§ **WORK INSTRUCTIONS**
Take each line containing "essential" and report it exactly as written.

§ **SOURCE MATERIAL**

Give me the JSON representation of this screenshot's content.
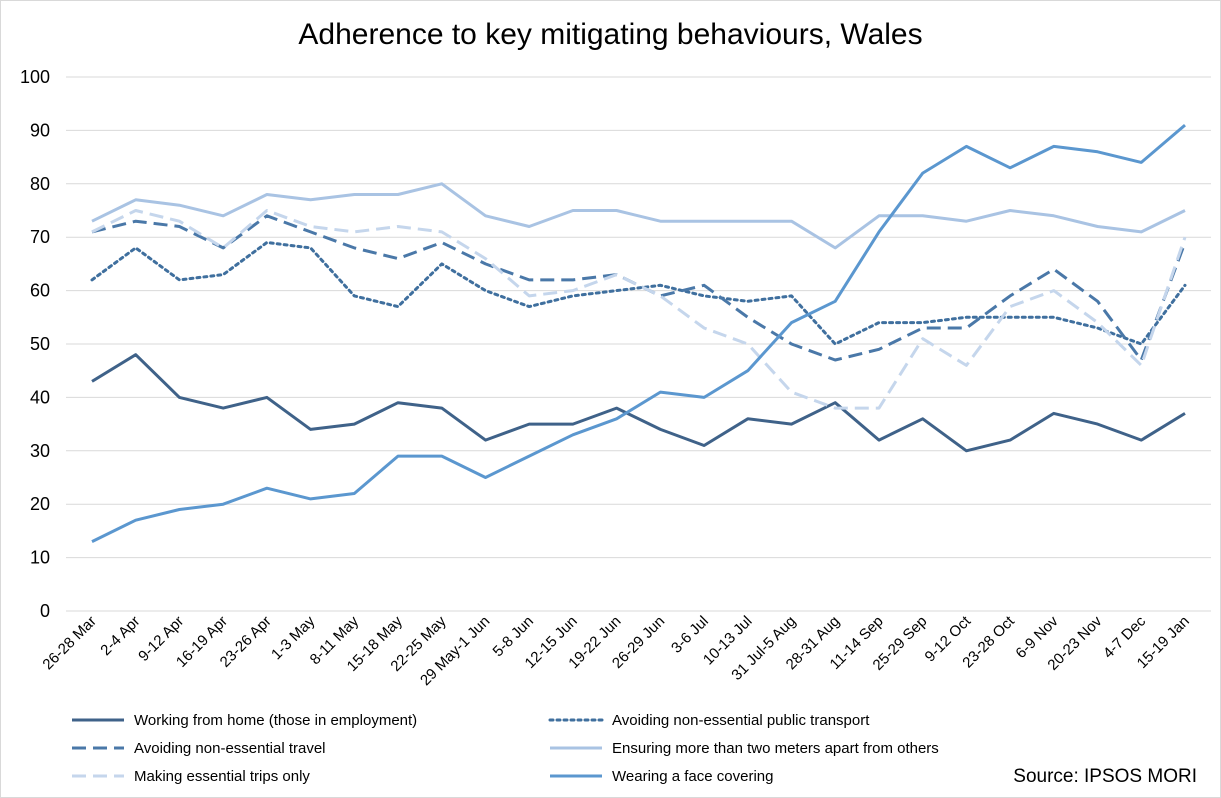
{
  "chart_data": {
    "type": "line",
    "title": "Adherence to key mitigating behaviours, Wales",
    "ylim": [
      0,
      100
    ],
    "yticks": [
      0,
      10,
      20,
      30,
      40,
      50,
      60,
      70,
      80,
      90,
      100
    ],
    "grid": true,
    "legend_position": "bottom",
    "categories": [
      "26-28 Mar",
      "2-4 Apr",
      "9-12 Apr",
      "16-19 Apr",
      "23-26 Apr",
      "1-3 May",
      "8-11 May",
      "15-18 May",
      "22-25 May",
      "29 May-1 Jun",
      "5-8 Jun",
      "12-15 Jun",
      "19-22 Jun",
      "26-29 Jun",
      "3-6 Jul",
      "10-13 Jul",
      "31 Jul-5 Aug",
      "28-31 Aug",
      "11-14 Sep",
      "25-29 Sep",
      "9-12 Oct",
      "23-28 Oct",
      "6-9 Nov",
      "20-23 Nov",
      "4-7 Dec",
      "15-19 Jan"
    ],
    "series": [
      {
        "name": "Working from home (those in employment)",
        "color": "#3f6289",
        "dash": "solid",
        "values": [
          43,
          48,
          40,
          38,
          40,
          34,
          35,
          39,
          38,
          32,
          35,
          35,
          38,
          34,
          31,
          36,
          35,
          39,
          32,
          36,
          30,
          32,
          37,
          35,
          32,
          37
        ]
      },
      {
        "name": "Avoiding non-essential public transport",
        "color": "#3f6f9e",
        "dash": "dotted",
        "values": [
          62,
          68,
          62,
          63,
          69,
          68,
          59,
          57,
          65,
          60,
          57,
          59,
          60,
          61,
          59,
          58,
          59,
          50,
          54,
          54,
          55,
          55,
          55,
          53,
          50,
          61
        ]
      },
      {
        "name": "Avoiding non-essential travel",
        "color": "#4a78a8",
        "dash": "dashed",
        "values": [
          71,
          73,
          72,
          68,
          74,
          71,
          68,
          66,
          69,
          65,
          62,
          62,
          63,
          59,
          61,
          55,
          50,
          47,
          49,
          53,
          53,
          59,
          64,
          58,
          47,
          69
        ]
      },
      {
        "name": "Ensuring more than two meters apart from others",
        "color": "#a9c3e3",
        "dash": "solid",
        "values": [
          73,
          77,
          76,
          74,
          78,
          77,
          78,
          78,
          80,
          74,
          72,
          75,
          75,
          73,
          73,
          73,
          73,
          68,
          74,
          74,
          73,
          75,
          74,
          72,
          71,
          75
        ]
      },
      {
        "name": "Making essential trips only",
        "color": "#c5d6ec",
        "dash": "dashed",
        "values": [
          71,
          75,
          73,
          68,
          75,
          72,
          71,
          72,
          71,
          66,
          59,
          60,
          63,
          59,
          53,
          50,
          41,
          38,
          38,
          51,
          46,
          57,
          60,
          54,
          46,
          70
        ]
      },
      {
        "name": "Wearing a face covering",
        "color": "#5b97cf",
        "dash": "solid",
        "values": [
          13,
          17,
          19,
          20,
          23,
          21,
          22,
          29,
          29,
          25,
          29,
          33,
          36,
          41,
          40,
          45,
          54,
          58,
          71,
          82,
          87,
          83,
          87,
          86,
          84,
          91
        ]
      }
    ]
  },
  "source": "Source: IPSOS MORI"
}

§ **TASK RESULT**
        "name": "Avoiding non-essential public transport",
        "name": "Avoiding non-essential travel",
        "name": "Making essential trips only",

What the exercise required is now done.